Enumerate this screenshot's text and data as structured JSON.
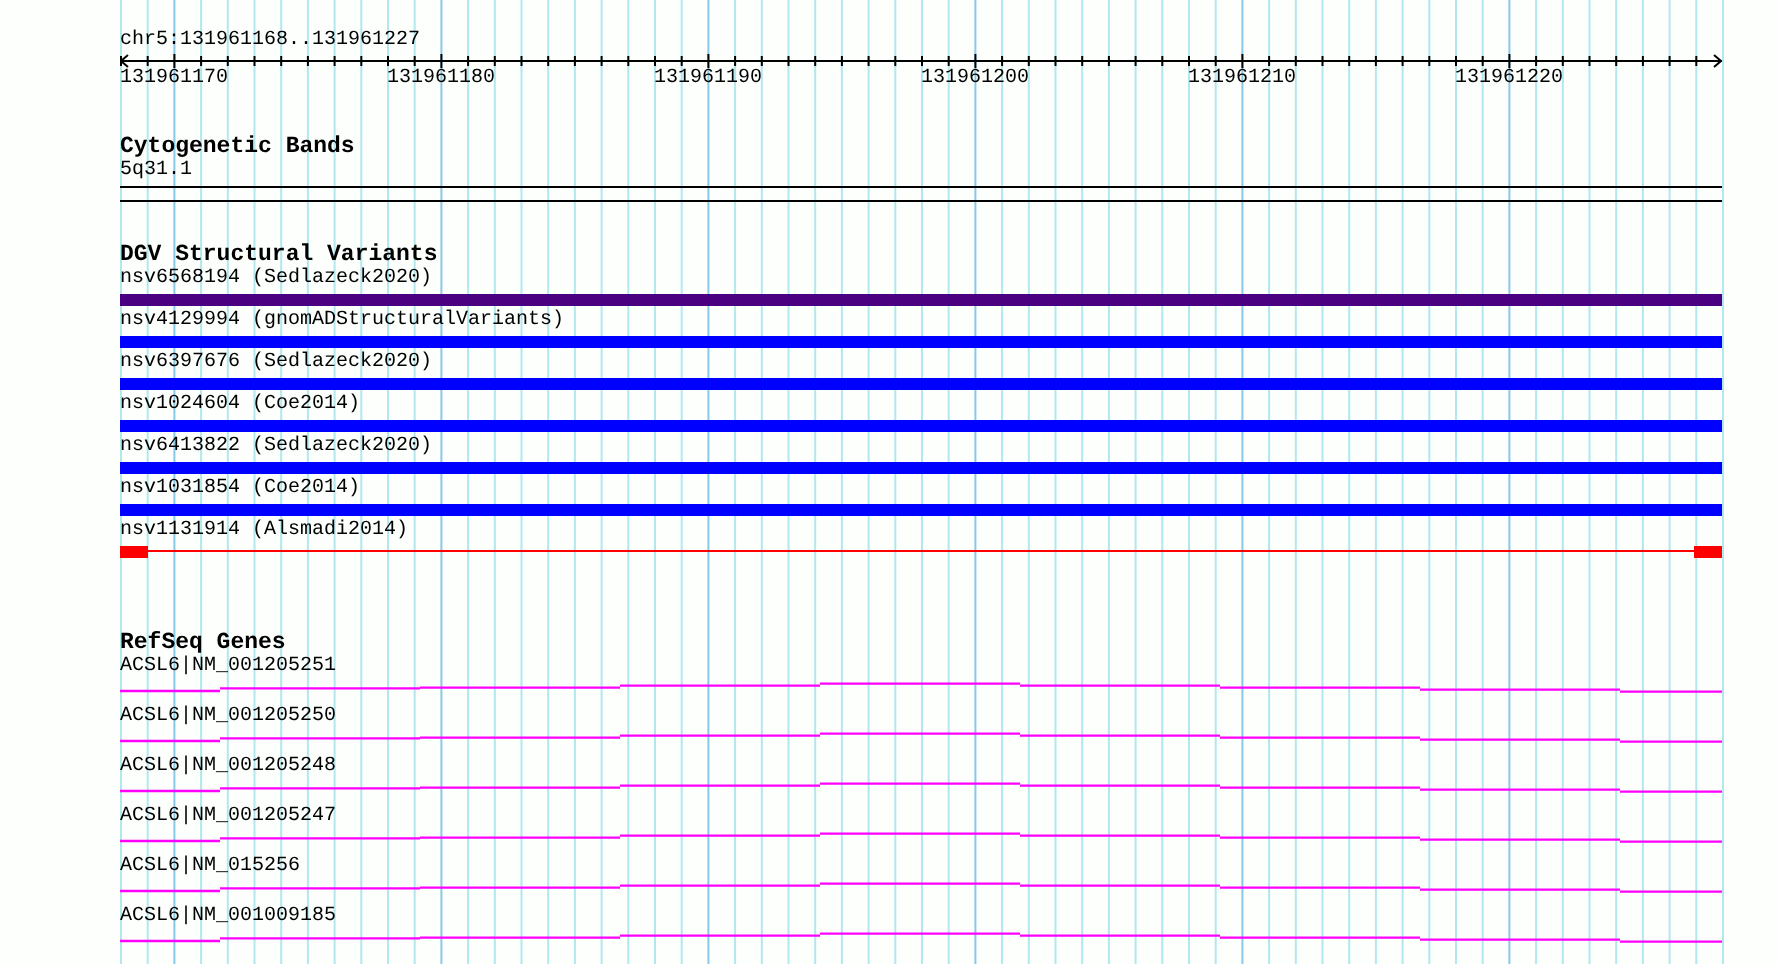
{
  "ruler": {
    "position": "chr5:131961168..131961227",
    "tick_labels": [
      "131961170",
      "131961180",
      "131961190",
      "131961200",
      "131961210",
      "131961220"
    ]
  },
  "tracks": [
    {
      "kind": "cytoband",
      "title": "Cytogenetic Bands",
      "items": [
        {
          "label": "5q31.1"
        }
      ]
    },
    {
      "kind": "variants",
      "title": "DGV Structural Variants",
      "items": [
        {
          "label": "nsv6568194 (Sedlazeck2020)",
          "kind": "bar",
          "color": "#4b0082"
        },
        {
          "label": "nsv4129994 (gnomADStructuralVariants)",
          "kind": "bar",
          "color": "#0000ff"
        },
        {
          "label": "nsv6397676 (Sedlazeck2020)",
          "kind": "bar",
          "color": "#0000ff"
        },
        {
          "label": "nsv1024604 (Coe2014)",
          "kind": "bar",
          "color": "#0000ff"
        },
        {
          "label": "nsv6413822 (Sedlazeck2020)",
          "kind": "bar",
          "color": "#0000ff"
        },
        {
          "label": "nsv1031854 (Coe2014)",
          "kind": "bar",
          "color": "#0000ff"
        },
        {
          "label": "nsv1131914 (Alsmadi2014)",
          "kind": "split",
          "color": "#ff0000"
        }
      ]
    },
    {
      "kind": "genes",
      "title": "RefSeq Genes",
      "items": [
        {
          "label": "ACSL6|NM_001205251"
        },
        {
          "label": "ACSL6|NM_001205250"
        },
        {
          "label": "ACSL6|NM_001205248"
        },
        {
          "label": "ACSL6|NM_001205247"
        },
        {
          "label": "ACSL6|NM_015256"
        },
        {
          "label": "ACSL6|NM_001009185"
        }
      ]
    }
  ]
}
● ● ● ● ●
ASSIGNMENT
Exactly as written, print each entry, leaving all pictures out.

RESULT OF THE EXERCISE
Enumerate this screenshot's text and data as structured JSON.
{
  "ruler": {
    "position": "chr5:131961168..131961227",
    "tick_labels": [
      "131961170",
      "131961180",
      "131961190",
      "131961200",
      "131961210",
      "131961220"
    ]
  },
  "tracks": [
    {
      "kind": "cytoband",
      "title": "Cytogenetic Bands",
      "items": [
        {
          "label": "5q31.1"
        }
      ]
    },
    {
      "kind": "variants",
      "title": "DGV Structural Variants",
      "items": [
        {
          "label": "nsv6568194 (Sedlazeck2020)",
          "kind": "bar",
          "color": "#4b0082"
        },
        {
          "label": "nsv4129994 (gnomADStructuralVariants)",
          "kind": "bar",
          "color": "#0000ff"
        },
        {
          "label": "nsv6397676 (Sedlazeck2020)",
          "kind": "bar",
          "color": "#0000ff"
        },
        {
          "label": "nsv1024604 (Coe2014)",
          "kind": "bar",
          "color": "#0000ff"
        },
        {
          "label": "nsv6413822 (Sedlazeck2020)",
          "kind": "bar",
          "color": "#0000ff"
        },
        {
          "label": "nsv1031854 (Coe2014)",
          "kind": "bar",
          "color": "#0000ff"
        },
        {
          "label": "nsv1131914 (Alsmadi2014)",
          "kind": "split",
          "color": "#ff0000"
        }
      ]
    },
    {
      "kind": "genes",
      "title": "RefSeq Genes",
      "items": [
        {
          "label": "ACSL6|NM_001205251"
        },
        {
          "label": "ACSL6|NM_001205250"
        },
        {
          "label": "ACSL6|NM_001205248"
        },
        {
          "label": "ACSL6|NM_001205247"
        },
        {
          "label": "ACSL6|NM_015256"
        },
        {
          "label": "ACSL6|NM_001009185"
        }
      ]
    }
  ]
}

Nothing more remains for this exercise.